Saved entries
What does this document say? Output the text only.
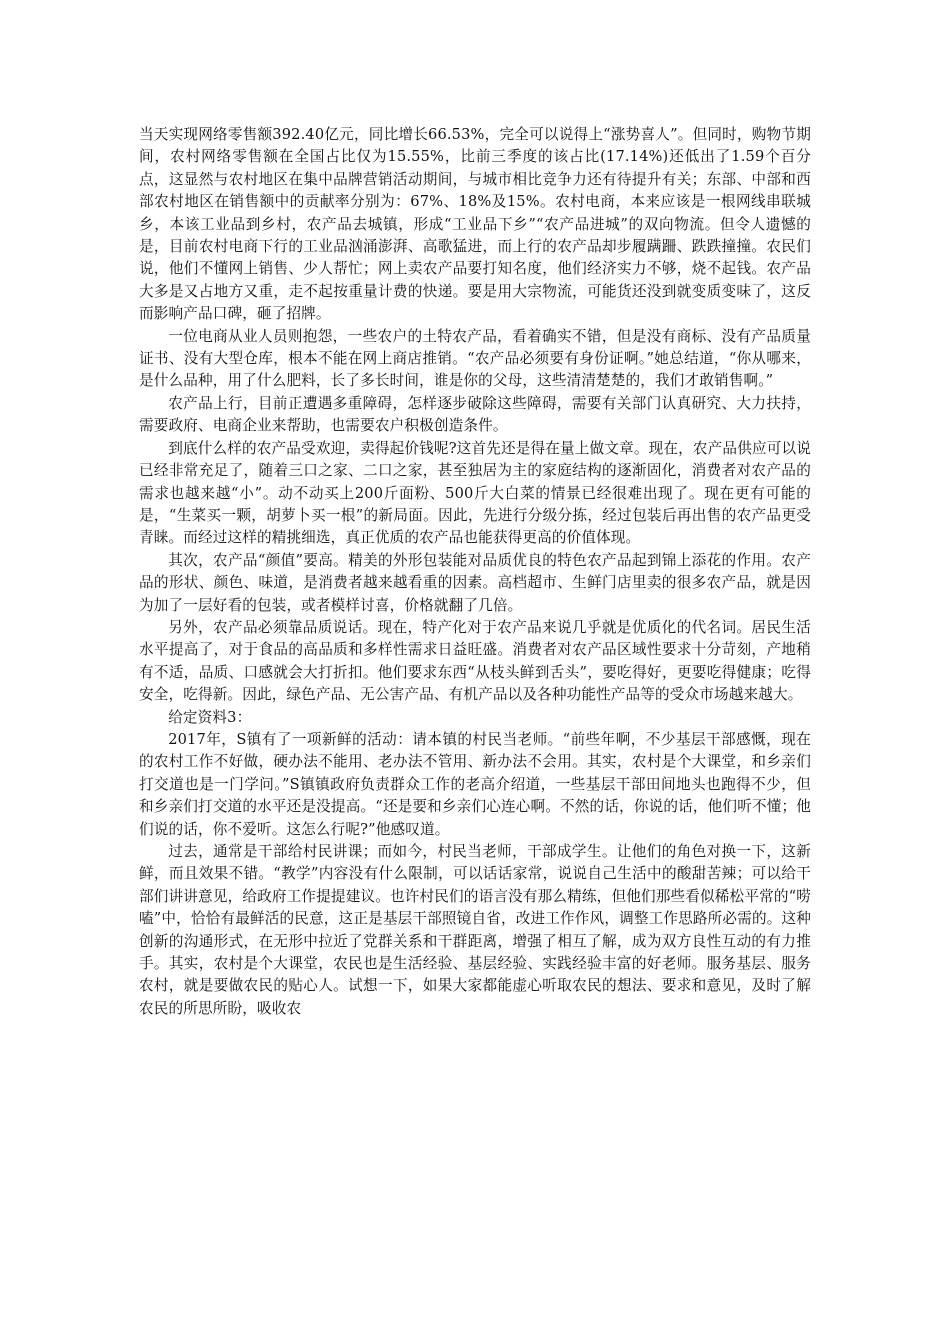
当天实现网络零售额392.40亿元，同比增长66.53%，完全可以说得上“涨势喜人”。但同时，购物节期间，农村网络零售额在全国占比仅为15.55%，比前三季度的该占比(17.14%)还低出了1.59个百分点，这显然与农村地区在集中品牌营销活动期间，与城市相比竞争力还有待提升有关；东部、中部和西部农村地区在销售额中的贡献率分别为：67%、18%及15%。农村电商，本来应该是一根网线串联城乡，本该工业品到乡村，农产品去城镇，形成“工业品下乡”“农产品进城”的双向物流。但令人遗憾的是，目前农村电商下行的工业品汹涌澎湃、高歌猛进，而上行的农产品却步履蹒跚、跌跌撞撞。农民们说，他们不懂网上销售、少人帮忙；网上卖农产品要打知名度，他们经济实力不够，烧不起钱。农产品大多是又占地方又重，走不起按重量计费的快递。要是用大宗物流，可能货还没到就变质变味了，这反而影响产品口碑，砸了招牌。

一位电商从业人员则抱怨，一些农户的土特农产品，看着确实不错，但是没有商标、没有产品质量证书、没有大型仓库，根本不能在网上商店推销。“农产品必须要有身份证啊。”她总结道，“你从哪来，是什么品种，用了什么肥料，长了多长时间，谁是你的父母，这些清清楚楚的，我们才敢销售啊。”

农产品上行，目前正遭遇多重障碍，怎样逐步破除这些障碍，需要有关部门认真研究、大力扶持，需要政府、电商企业来帮助，也需要农户积极创造条件。

到底什么样的农产品受欢迎，卖得起价钱呢?这首先还是得在量上做文章。现在，农产品供应可以说已经非常充足了，随着三口之家、二口之家，甚至独居为主的家庭结构的逐渐固化，消费者对农产品的需求也越来越“小”。动不动买上200斤面粉、500斤大白菜的情景已经很难出现了。现在更有可能的是，“生菜买一颗，胡萝卜买一根”的新局面。因此，先进行分级分拣，经过包装后再出售的农产品更受青睐。而经过这样的精挑细选，真正优质的农产品也能获得更高的价值体现。

其次，农产品“颜值”要高。精美的外形包装能对品质优良的特色农产品起到锦上添花的作用。农产品的形状、颜色、味道，是消费者越来越看重的因素。高档超市、生鲜门店里卖的很多农产品，就是因为加了一层好看的包装，或者模样讨喜，价格就翻了几倍。

另外，农产品必须靠品质说话。现在，特产化对于农产品来说几乎就是优质化的代名词。居民生活水平提高了，对于食品的高品质和多样性需求日益旺盛。消费者对农产品区域性要求十分苛刻，产地稍有不适，品质、口感就会大打折扣。他们要求东西“从枝头鲜到舌头”，要吃得好，更要吃得健康；吃得安全，吃得新。因此，绿色产品、无公害产品、有机产品以及各种功能性产品等的受众市场越来越大。

给定资料3：

2017年，S镇有了一项新鲜的活动：请本镇的村民当老师。“前些年啊，不少基层干部感慨，现在的农村工作不好做，硬办法不能用、老办法不管用、新办法不会用。其实，农村是个大课堂，和乡亲们打交道也是一门学问。”S镇镇政府负责群众工作的老高介绍道，一些基层干部田间地头也跑得不少，但和乡亲们打交道的水平还是没提高。“还是要和乡亲们心连心啊。不然的话，你说的话，他们听不懂；他们说的话，你不爱听。这怎么行呢?”他感叹道。

过去，通常是干部给村民讲课；而如今，村民当老师，干部成学生。让他们的角色对换一下，这新鲜，而且效果不错。“教学”内容没有什么限制，可以话话家常，说说自己生活中的酸甜苦辣；可以给干部们讲讲意见，给政府工作提提建议。也许村民们的语言没有那么精练，但他们那些看似稀松平常的“唠嗑”中，恰恰有最鲜活的民意，这正是基层干部照镜自省，改进工作作风，调整工作思路所必需的。这种创新的沟通形式，在无形中拉近了党群关系和干群距离，增强了相互了解，成为双方良性互动的有力推手。其实，农村是个大课堂，农民也是生活经验、基层经验、实践经验丰富的好老师。服务基层、服务农村，就是要做农民的贴心人。试想一下，如果大家都能虚心听取农民的想法、要求和意见，及时了解农民的所思所盼，吸收农
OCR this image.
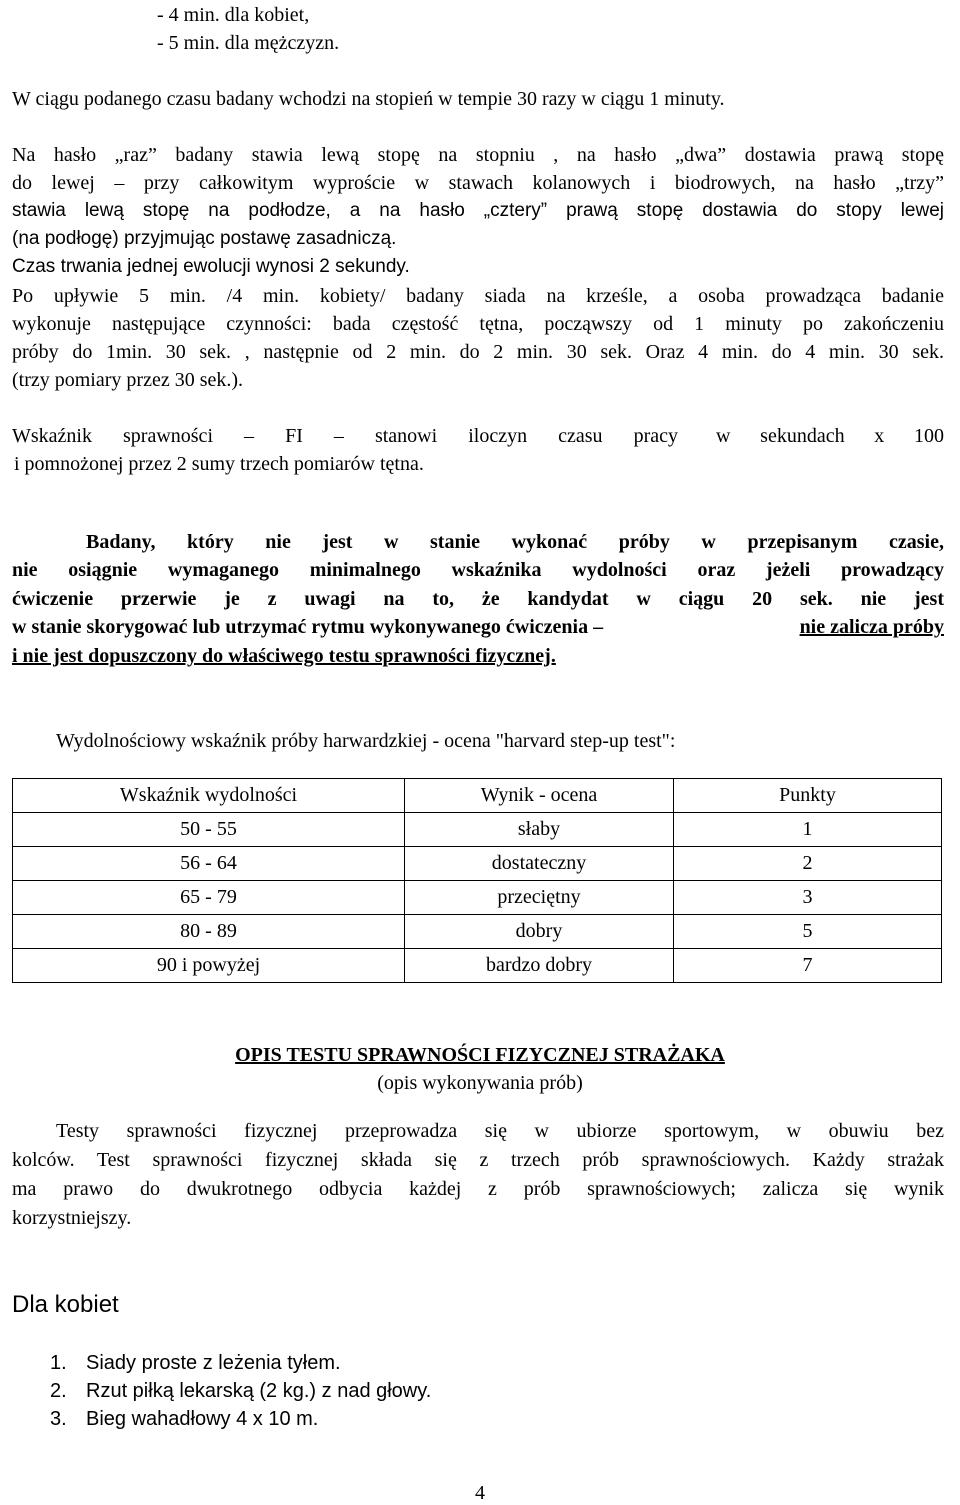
- 4 min. dla kobiet,

- 5 min. dla mężczyzn.

W ciągu podanego czasu badany wchodzi na stopień w tempie 30 razy w ciągu 1 minuty.

Na hasło „raz” badany stawia lewą stopę na stopniu , na hasło „dwa” dostawia prawą stopę

do lewej – przy całkowitym wyproście w stawach kolanowych i biodrowych, na hasło „trzy”

stawia lewą stopę na podłodze, a na hasło „cztery” prawą stopę dostawia do stopy lewej

(na podłogę) przyjmując postawę zasadniczą.

Czas trwania jednej ewolucji wynosi 2 sekundy.

Po upływie 5 min. /4 min. kobiety/ badany siada na krześle, a osoba prowadząca badanie

wykonuje następujące czynności: bada częstość tętna, począwszy od 1 minuty po zakończeniu

próby do 1min. 30 sek. , następnie od 2 min. do 2 min. 30 sek. Oraz 4 min. do 4 min. 30 sek.

(trzy pomiary przez 30 sek.).

Wskaźnik sprawności – FI – stanowi iloczyn czasu pracy w sekundach x 100

i pomnożonej przez 2 sumy trzech pomiarów tętna.

Badany, który nie jest w stanie wykonać próby w przepisanym czasie,

nie osiągnie wymaganego minimalnego wskaźnika wydolności oraz jeżeli prowadzący

ćwiczenie przerwie je z uwagi na to, że kandydat w ciągu 20 sek. nie jest

w stanie skorygować lub utrzymać rytmu wykonywanego ćwiczenia –	nie zalicza próby

i nie jest dopuszczony do właściwego testu sprawności fizycznej.

Wydolnościowy wskaźnik próby harwardzkiej - ocena "harvard step-up test":

Wskaźnik wydolności	Wynik - ocena	Punkty
50 - 55	słaby	1
56 - 64	dostateczny	2
65 - 79	przeciętny	3
80 - 89	dobry	5
90 i powyżej	bardzo dobry	7

OPIS TESTU SPRAWNOŚCI FIZYCZNEJ STRAŻAKA

(opis wykonywania prób)

Testy sprawności fizycznej przeprowadza się w ubiorze sportowym, w obuwiu bez

kolców. Test sprawności fizycznej składa się z trzech prób sprawnościowych. Każdy strażak

ma prawo do dwukrotnego odbycia każdej z prób sprawnościowych; zalicza się wynik

korzystniejszy.

Dla kobiet

1. Siady proste z leżenia tyłem.

2. Rzut piłką lekarską (2 kg.) z nad głowy.

3. Bieg wahadłowy 4 x 10 m.

4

STATED EXERCISE - In the listing, how many lines hold "przez"? Answer with a bare number.

FINISHED ANSWER - 2